Take the listing and print it in full, exactly as given.

## START

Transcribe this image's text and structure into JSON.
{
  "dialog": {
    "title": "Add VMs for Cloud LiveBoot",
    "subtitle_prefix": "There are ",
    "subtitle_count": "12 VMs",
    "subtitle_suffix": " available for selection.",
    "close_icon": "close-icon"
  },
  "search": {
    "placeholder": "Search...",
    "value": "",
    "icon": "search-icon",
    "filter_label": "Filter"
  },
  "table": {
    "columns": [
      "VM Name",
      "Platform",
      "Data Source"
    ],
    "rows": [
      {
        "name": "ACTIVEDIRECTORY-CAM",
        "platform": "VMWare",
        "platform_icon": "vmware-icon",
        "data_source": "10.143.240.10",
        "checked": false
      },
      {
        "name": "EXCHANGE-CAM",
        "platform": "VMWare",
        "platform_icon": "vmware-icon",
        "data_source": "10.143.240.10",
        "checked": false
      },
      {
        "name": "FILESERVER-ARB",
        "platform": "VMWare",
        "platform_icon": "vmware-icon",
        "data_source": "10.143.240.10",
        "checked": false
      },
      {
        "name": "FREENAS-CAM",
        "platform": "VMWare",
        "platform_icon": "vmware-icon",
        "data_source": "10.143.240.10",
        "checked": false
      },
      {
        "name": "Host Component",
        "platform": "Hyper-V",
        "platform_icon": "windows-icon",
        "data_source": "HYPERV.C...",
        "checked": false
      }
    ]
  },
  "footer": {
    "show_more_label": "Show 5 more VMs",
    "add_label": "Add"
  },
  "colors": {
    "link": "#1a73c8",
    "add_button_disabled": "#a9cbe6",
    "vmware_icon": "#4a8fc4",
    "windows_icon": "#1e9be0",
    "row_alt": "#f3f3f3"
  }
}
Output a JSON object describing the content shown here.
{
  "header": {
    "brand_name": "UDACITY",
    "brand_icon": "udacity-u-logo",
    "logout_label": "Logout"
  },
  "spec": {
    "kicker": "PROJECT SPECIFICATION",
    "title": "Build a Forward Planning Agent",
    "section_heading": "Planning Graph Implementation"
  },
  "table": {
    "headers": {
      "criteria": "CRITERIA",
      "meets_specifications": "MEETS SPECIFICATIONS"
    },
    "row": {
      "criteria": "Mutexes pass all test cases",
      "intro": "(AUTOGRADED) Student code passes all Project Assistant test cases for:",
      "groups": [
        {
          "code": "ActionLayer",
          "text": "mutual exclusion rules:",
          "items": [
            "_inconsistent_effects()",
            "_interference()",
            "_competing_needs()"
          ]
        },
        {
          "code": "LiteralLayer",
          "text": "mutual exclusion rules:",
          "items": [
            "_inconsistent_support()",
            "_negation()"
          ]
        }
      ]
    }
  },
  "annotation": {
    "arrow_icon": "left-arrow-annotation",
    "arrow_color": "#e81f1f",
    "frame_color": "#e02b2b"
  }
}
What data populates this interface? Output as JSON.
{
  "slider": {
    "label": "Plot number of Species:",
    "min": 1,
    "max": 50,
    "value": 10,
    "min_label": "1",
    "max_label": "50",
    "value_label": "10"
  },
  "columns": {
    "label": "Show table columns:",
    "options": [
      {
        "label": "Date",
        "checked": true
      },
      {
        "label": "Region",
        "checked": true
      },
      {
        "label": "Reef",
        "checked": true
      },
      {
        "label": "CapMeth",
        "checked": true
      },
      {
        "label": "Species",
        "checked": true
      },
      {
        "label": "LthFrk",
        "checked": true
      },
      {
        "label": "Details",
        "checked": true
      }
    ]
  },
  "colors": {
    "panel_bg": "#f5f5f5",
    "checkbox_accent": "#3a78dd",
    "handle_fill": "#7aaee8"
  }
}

## END

**Task answer**:
Transcribe this image's text and structure into JSON.
{
  "dialog": {
    "title": "Add VMs for Cloud LiveBoot",
    "subtitle_prefix": "There are ",
    "subtitle_count": "12 VMs",
    "subtitle_suffix": " available for selection.",
    "close_icon": "close-icon"
  },
  "search": {
    "placeholder": "Search...",
    "value": "",
    "icon": "search-icon",
    "filter_label": "Filter"
  },
  "table": {
    "columns": [
      "VM Name",
      "Platform",
      "Data Source"
    ],
    "rows": [
      {
        "name": "ACTIVEDIRECTORY-CAM",
        "platform": "VMWare",
        "platform_icon": "vmware-icon",
        "data_source": "10.143.240.10",
        "checked": false
      },
      {
        "name": "EXCHANGE-CAM",
        "platform": "VMWare",
        "platform_icon": "vmware-icon",
        "data_source": "10.143.240.10",
        "checked": false
      },
      {
        "name": "FILESERVER-ARB",
        "platform": "VMWare",
        "platform_icon": "vmware-icon",
        "data_source": "10.143.240.10",
        "checked": false
      },
      {
        "name": "FREENAS-CAM",
        "platform": "VMWare",
        "platform_icon": "vmware-icon",
        "data_source": "10.143.240.10",
        "checked": false
      },
      {
        "name": "Host Component",
        "platform": "Hyper-V",
        "platform_icon": "windows-icon",
        "data_source": "HYPERV.C...",
        "checked": false
      }
    ]
  },
  "footer": {
    "show_more_label": "Show 5 more VMs",
    "add_label": "Add"
  },
  "colors": {
    "link": "#1a73c8",
    "add_button_disabled": "#a9cbe6",
    "vmware_icon": "#4a8fc4",
    "windows_icon": "#1e9be0",
    "row_alt": "#f3f3f3"
  }
}
Output a JSON object describing the content shown here.
{
  "header": {
    "brand_name": "UDACITY",
    "brand_icon": "udacity-u-logo",
    "logout_label": "Logout"
  },
  "spec": {
    "kicker": "PROJECT SPECIFICATION",
    "title": "Build a Forward Planning Agent",
    "section_heading": "Planning Graph Implementation"
  },
  "table": {
    "headers": {
      "criteria": "CRITERIA",
      "meets_specifications": "MEETS SPECIFICATIONS"
    },
    "row": {
      "criteria": "Mutexes pass all test cases",
      "intro": "(AUTOGRADED) Student code passes all Project Assistant test cases for:",
      "groups": [
        {
          "code": "ActionLayer",
          "text": "mutual exclusion rules:",
          "items": [
            "_inconsistent_effects()",
            "_interference()",
            "_competing_needs()"
          ]
        },
        {
          "code": "LiteralLayer",
          "text": "mutual exclusion rules:",
          "items": [
            "_inconsistent_support()",
            "_negation()"
          ]
        }
      ]
    }
  },
  "annotation": {
    "arrow_icon": "left-arrow-annotation",
    "arrow_color": "#e81f1f",
    "frame_color": "#e02b2b"
  }
}
What data populates this interface? Output as JSON.
{
  "slider": {
    "label": "Plot number of Species:",
    "min": 1,
    "max": 50,
    "value": 10,
    "min_label": "1",
    "max_label": "50",
    "value_label": "10"
  },
  "columns": {
    "label": "Show table columns:",
    "options": [
      {
        "label": "Date",
        "checked": true
      },
      {
        "label": "Region",
        "checked": true
      },
      {
        "label": "Reef",
        "checked": true
      },
      {
        "label": "CapMeth",
        "checked": true
      },
      {
        "label": "Species",
        "checked": true
      },
      {
        "label": "LthFrk",
        "checked": true
      },
      {
        "label": "Details",
        "checked": true
      }
    ]
  },
  "colors": {
    "panel_bg": "#f5f5f5",
    "checkbox_accent": "#3a78dd",
    "handle_fill": "#7aaee8"
  }
}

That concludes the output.